Input records start

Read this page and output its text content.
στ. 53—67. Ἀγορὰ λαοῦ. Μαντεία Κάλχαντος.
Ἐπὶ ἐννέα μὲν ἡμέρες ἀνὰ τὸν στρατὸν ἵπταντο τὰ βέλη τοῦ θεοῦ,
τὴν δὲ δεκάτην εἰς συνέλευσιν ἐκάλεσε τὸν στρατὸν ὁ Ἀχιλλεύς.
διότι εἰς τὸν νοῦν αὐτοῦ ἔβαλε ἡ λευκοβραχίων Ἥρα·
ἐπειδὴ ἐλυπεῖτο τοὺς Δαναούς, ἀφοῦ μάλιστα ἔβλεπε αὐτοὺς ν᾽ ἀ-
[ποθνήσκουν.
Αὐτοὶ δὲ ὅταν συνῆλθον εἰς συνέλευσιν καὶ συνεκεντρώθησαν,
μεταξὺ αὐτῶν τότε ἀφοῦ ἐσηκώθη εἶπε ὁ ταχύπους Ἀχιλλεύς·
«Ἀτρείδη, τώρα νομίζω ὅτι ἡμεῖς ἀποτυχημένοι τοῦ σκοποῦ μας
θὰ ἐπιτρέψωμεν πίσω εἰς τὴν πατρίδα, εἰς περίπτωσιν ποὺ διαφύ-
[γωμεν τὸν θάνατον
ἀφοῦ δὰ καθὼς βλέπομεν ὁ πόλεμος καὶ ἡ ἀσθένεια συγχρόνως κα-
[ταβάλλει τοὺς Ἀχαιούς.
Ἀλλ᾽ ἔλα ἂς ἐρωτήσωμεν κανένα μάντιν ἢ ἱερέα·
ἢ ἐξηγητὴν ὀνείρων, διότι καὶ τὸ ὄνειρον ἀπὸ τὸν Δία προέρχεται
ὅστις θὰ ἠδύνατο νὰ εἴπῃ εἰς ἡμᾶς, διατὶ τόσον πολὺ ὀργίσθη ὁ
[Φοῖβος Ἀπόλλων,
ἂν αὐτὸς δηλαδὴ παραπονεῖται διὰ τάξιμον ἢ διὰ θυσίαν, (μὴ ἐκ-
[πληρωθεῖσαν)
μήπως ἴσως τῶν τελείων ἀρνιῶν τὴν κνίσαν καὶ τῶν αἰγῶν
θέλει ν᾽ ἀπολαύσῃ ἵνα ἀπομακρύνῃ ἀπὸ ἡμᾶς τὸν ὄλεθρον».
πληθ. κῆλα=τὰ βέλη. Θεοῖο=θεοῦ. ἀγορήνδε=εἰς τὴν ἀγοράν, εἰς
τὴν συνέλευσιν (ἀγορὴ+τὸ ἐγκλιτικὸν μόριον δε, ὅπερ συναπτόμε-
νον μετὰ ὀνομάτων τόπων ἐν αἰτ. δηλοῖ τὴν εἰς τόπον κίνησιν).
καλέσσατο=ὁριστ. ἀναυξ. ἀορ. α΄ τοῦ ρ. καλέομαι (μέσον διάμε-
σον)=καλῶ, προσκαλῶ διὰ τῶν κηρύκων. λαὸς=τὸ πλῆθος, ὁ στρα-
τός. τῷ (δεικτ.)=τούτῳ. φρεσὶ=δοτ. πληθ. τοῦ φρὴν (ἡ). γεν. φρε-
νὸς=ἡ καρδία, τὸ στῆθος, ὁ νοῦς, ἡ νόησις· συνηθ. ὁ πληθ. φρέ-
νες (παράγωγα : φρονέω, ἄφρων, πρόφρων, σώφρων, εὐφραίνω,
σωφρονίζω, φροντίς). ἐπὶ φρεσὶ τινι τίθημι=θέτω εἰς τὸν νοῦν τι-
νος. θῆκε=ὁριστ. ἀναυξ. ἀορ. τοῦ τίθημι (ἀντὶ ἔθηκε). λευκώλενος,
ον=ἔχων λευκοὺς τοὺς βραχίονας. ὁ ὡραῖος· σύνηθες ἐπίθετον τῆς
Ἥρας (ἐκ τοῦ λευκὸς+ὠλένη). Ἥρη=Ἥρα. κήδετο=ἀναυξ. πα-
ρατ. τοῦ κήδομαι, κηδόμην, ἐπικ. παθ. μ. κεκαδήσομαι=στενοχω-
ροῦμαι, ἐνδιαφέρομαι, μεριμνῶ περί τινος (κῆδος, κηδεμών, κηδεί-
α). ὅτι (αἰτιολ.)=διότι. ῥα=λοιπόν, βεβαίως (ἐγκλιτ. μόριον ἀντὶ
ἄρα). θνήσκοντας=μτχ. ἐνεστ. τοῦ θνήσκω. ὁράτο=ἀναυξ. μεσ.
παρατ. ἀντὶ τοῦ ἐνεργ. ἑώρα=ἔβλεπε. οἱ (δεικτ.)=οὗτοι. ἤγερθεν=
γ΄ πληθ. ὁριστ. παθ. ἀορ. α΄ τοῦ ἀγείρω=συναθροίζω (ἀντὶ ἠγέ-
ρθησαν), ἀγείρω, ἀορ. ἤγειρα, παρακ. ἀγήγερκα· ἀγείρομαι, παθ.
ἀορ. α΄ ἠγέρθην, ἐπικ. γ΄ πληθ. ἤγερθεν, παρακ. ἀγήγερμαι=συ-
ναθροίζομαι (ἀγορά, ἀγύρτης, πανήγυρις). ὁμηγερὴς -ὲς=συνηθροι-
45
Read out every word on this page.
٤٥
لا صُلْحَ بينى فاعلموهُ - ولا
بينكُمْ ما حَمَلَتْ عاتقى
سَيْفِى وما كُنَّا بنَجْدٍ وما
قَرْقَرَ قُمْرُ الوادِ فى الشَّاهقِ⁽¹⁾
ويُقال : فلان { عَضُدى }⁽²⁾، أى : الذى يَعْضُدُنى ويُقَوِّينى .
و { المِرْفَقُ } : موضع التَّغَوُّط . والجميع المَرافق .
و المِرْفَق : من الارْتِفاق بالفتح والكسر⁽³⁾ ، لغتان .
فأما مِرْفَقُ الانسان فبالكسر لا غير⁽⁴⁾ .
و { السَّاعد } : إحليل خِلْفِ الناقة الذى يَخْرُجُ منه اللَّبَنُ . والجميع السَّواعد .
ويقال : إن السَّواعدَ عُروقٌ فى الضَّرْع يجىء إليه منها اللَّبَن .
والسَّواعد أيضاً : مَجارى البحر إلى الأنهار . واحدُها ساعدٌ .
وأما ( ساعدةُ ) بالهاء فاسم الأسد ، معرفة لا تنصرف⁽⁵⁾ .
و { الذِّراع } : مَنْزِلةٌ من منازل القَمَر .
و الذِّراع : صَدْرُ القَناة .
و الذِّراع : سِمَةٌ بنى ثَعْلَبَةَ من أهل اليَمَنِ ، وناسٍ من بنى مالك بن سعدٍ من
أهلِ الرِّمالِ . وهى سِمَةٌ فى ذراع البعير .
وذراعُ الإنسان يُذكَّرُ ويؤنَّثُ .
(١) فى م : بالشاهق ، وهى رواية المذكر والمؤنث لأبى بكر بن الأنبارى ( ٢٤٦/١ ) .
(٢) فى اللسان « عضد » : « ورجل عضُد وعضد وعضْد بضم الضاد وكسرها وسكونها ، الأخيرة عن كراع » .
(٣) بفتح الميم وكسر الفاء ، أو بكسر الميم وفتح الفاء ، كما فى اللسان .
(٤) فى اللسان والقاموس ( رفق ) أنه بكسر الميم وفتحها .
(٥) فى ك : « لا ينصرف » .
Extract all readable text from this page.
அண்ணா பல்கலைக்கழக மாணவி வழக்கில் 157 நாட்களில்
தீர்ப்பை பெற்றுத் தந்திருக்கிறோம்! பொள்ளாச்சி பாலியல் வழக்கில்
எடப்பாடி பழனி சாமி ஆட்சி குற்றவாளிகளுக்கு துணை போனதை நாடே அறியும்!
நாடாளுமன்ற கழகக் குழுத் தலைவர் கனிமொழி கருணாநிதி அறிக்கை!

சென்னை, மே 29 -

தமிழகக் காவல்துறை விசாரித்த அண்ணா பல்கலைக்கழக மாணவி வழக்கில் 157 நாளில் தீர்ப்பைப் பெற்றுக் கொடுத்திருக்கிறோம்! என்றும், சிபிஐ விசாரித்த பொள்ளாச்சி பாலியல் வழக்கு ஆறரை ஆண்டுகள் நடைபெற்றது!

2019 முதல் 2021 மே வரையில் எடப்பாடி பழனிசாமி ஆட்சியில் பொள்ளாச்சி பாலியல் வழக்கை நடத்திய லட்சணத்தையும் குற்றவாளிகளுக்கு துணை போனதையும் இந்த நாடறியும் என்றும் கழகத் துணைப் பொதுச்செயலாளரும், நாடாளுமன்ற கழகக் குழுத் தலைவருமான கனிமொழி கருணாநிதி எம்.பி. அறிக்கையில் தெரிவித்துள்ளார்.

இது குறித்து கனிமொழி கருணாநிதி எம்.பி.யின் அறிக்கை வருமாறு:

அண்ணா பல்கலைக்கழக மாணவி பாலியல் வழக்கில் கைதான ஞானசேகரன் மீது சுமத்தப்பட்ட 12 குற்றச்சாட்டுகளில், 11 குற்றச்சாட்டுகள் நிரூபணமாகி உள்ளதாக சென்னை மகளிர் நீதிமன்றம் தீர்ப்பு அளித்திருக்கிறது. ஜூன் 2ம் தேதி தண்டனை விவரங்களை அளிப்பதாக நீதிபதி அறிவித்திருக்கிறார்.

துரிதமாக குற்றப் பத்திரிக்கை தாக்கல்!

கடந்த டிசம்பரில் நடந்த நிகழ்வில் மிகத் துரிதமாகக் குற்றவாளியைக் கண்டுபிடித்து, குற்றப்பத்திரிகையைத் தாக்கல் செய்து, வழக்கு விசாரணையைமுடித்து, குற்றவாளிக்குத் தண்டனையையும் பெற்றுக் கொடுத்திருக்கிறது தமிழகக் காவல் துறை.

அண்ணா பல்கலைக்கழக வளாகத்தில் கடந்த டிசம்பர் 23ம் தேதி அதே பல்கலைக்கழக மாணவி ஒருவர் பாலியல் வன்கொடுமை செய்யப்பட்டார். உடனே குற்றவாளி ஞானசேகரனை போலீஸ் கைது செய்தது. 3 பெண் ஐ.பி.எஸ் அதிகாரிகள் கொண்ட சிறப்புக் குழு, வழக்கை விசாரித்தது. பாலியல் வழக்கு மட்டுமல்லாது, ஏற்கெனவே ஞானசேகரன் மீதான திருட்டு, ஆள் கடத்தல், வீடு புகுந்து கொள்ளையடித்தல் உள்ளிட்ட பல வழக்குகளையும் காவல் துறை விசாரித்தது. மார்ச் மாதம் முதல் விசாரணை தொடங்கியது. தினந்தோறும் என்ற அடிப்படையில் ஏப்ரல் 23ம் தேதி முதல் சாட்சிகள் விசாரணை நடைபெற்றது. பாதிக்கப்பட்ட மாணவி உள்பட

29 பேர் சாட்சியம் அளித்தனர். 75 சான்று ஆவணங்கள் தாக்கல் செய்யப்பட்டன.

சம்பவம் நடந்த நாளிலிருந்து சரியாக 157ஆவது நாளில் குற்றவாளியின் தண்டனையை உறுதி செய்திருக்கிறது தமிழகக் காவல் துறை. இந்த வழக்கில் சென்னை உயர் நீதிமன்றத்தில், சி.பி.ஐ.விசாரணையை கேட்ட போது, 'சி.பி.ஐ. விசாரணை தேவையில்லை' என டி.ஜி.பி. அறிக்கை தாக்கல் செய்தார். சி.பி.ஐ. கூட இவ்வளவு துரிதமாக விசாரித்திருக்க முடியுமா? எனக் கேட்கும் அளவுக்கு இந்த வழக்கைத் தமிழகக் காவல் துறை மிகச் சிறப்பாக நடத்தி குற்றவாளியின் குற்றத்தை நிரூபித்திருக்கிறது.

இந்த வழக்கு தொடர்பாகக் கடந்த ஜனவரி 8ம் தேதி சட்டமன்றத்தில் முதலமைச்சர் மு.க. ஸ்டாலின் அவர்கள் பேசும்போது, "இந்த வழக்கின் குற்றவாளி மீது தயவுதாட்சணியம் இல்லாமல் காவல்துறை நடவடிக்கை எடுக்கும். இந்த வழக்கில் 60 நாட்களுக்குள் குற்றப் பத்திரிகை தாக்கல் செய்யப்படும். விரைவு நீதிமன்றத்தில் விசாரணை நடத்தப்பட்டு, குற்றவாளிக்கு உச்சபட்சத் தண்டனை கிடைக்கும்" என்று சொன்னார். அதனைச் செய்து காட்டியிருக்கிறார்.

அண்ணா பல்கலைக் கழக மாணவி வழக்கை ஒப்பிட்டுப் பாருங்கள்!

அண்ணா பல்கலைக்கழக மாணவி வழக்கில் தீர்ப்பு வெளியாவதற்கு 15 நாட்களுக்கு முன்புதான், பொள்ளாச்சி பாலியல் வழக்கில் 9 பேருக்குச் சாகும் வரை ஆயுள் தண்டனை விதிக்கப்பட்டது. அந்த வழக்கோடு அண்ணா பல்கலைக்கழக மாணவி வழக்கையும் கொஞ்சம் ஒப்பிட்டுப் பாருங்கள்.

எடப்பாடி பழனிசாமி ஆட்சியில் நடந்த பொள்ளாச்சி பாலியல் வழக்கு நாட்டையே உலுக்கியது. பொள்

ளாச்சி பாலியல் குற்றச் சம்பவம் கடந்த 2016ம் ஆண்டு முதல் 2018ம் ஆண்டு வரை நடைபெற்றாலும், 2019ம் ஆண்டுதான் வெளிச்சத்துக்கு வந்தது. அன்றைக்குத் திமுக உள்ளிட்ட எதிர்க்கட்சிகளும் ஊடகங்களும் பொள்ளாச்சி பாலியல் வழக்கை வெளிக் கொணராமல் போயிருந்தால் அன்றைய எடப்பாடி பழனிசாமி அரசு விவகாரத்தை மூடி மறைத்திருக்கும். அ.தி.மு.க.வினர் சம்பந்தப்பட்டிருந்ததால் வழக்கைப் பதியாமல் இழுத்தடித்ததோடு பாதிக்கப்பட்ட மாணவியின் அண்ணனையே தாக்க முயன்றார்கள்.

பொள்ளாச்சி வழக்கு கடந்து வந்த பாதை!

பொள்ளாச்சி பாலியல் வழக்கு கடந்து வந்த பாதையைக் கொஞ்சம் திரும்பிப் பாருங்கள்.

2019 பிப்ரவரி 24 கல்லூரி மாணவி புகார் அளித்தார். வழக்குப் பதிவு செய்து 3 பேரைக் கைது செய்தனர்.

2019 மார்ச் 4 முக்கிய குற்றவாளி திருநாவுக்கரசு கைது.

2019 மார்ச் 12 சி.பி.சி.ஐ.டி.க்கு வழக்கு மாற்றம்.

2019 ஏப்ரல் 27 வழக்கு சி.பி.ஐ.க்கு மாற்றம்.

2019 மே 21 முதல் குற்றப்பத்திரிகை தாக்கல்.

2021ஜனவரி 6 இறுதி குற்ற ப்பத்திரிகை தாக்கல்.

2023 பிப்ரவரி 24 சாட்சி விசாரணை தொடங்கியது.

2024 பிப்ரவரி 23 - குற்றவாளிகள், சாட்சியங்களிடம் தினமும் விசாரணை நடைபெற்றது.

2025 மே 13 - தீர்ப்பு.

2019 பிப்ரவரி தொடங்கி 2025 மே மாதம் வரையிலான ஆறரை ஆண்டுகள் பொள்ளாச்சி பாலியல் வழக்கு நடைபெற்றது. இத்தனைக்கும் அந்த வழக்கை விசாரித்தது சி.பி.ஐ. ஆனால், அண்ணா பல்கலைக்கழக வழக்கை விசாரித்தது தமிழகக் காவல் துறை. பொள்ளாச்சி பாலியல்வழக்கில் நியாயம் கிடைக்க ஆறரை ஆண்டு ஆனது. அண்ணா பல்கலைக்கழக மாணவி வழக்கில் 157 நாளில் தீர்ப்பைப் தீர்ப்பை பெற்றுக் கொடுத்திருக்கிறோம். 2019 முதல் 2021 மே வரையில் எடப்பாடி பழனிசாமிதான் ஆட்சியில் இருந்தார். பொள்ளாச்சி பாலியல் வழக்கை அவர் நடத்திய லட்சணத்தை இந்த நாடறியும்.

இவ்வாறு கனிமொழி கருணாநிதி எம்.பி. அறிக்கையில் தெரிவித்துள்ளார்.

Input records end

Problem to solve: Select every line of the records holding the string "θεοῦ".

Reply to the task:
Ἐπὶ ἐννέα μὲν ἡμέρες ἀνὰ τὸν στρατὸν ἵπταντο τὰ βέλη τοῦ θεοῦ,
πληθ. κῆλα=τὰ βέλη. Θεοῖο=θεοῦ. ἀγορήνδε=εἰς τὴν ἀγοράν, εἰς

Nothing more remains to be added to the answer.